* [Work to complete] Pick out the lines in the listing below that contain the word "Frequency" and copy them.

* [Input records]
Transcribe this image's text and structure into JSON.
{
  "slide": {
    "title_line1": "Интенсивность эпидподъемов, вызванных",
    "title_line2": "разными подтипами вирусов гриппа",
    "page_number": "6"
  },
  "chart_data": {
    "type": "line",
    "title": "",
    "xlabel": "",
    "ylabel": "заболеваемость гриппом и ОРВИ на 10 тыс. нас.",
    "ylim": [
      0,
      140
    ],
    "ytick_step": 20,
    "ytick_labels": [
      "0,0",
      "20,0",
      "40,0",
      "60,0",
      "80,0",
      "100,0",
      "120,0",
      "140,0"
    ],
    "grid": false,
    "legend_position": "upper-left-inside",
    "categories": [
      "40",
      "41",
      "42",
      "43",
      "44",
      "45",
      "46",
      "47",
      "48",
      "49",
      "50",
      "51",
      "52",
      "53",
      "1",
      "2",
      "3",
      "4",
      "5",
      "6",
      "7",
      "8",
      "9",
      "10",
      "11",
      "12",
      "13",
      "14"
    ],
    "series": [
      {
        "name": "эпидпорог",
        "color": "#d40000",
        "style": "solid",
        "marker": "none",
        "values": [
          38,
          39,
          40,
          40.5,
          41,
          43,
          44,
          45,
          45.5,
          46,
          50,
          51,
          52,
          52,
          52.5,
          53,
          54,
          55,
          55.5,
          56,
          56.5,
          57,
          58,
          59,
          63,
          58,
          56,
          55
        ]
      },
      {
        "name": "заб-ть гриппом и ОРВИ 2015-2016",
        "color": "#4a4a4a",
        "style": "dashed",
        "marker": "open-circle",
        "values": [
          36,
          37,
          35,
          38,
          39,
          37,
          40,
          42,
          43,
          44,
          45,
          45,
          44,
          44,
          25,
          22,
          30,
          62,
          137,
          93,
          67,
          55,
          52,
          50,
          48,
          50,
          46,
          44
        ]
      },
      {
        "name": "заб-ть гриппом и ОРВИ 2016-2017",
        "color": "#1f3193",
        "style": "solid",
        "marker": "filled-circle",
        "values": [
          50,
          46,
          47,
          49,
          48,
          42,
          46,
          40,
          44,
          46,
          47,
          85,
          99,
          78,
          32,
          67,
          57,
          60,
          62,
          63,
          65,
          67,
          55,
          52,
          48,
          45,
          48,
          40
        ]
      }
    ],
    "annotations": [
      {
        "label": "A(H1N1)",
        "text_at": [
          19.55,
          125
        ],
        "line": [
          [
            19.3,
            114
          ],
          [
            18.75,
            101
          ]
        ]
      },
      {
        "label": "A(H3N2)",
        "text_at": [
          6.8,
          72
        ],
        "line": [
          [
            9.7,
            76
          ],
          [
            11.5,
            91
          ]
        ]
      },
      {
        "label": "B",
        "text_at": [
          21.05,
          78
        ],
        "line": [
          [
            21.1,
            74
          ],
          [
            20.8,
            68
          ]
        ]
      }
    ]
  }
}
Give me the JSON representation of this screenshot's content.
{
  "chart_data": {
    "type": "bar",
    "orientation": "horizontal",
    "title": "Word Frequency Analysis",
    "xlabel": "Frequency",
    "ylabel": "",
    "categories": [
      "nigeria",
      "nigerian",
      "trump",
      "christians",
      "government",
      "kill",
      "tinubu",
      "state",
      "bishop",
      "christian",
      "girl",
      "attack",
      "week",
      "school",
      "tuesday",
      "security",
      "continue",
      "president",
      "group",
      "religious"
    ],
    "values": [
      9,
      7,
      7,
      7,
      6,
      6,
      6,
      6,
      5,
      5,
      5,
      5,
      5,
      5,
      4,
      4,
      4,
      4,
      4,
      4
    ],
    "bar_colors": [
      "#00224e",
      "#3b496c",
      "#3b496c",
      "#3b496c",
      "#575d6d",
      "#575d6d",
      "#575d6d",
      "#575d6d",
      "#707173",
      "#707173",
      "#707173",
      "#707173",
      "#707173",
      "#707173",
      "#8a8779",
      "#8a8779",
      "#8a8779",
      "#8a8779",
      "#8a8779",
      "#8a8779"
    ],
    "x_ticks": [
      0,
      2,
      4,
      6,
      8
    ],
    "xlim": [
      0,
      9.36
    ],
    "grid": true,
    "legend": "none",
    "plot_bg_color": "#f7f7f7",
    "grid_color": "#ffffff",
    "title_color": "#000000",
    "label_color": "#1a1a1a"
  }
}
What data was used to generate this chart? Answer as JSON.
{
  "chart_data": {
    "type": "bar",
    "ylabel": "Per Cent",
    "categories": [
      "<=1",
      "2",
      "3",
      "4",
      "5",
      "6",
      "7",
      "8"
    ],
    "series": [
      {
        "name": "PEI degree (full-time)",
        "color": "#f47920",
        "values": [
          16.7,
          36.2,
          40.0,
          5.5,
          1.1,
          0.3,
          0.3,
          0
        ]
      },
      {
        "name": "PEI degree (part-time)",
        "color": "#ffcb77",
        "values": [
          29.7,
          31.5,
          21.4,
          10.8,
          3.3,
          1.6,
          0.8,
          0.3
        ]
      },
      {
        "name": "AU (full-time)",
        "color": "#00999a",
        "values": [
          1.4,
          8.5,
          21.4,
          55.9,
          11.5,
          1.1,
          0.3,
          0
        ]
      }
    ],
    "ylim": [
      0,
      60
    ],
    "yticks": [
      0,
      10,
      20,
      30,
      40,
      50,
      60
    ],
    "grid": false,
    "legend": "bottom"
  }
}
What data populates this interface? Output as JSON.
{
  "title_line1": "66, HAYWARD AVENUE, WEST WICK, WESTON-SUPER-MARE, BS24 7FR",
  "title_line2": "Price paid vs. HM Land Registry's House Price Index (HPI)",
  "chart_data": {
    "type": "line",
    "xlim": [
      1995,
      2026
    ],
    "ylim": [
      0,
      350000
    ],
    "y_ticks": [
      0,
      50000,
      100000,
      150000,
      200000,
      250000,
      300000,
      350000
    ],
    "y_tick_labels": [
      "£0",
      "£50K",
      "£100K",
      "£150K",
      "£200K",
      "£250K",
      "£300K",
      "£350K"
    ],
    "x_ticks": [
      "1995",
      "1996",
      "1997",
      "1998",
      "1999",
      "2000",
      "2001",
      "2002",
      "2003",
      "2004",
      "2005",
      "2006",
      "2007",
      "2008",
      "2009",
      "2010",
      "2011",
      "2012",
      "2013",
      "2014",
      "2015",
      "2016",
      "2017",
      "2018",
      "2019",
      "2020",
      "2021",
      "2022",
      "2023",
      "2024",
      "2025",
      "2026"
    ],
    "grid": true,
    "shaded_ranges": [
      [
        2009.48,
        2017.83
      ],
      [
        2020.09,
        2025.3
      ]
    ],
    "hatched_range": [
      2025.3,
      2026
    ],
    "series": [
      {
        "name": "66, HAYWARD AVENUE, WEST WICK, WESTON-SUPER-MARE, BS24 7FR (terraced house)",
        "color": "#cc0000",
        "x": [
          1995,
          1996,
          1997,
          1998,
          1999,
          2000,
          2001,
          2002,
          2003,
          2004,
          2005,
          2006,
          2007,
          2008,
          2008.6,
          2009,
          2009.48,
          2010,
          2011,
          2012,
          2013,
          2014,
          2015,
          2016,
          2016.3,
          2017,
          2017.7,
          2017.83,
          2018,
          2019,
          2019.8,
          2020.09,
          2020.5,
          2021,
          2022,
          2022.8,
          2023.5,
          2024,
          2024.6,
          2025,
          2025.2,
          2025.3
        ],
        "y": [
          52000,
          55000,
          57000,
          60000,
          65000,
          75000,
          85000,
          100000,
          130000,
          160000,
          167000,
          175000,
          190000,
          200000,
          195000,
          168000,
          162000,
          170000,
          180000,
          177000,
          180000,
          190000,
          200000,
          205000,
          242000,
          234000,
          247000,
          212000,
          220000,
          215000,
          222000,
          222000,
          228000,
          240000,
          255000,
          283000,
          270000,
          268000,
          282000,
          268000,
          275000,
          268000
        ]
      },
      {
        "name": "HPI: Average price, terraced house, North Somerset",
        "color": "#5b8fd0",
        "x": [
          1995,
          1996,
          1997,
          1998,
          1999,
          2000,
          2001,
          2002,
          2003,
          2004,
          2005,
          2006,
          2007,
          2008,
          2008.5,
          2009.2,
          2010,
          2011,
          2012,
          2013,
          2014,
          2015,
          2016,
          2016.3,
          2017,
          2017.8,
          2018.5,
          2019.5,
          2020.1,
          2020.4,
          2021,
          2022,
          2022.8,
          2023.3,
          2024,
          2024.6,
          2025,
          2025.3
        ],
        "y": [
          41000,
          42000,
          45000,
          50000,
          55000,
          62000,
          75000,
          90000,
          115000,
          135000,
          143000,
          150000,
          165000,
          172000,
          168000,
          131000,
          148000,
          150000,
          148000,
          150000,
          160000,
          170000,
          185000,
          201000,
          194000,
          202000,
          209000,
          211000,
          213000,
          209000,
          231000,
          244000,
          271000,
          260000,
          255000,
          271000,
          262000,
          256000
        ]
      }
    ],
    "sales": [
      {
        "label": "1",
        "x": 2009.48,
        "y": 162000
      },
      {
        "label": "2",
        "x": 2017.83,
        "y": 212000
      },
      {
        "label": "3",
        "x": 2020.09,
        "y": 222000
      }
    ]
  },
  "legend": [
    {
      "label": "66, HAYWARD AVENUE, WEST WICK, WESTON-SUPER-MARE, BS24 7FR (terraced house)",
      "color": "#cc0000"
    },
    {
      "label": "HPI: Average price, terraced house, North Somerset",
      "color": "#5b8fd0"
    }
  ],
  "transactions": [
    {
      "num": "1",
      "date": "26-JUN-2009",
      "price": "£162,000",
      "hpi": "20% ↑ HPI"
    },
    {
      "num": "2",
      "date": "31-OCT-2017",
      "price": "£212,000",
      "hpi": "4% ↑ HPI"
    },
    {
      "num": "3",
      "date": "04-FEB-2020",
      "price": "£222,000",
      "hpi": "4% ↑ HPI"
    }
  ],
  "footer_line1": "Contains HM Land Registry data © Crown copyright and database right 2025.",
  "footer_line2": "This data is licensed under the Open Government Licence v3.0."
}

* [Exercise response]
    "title": "Word Frequency Analysis",
    "xlabel": "Frequency",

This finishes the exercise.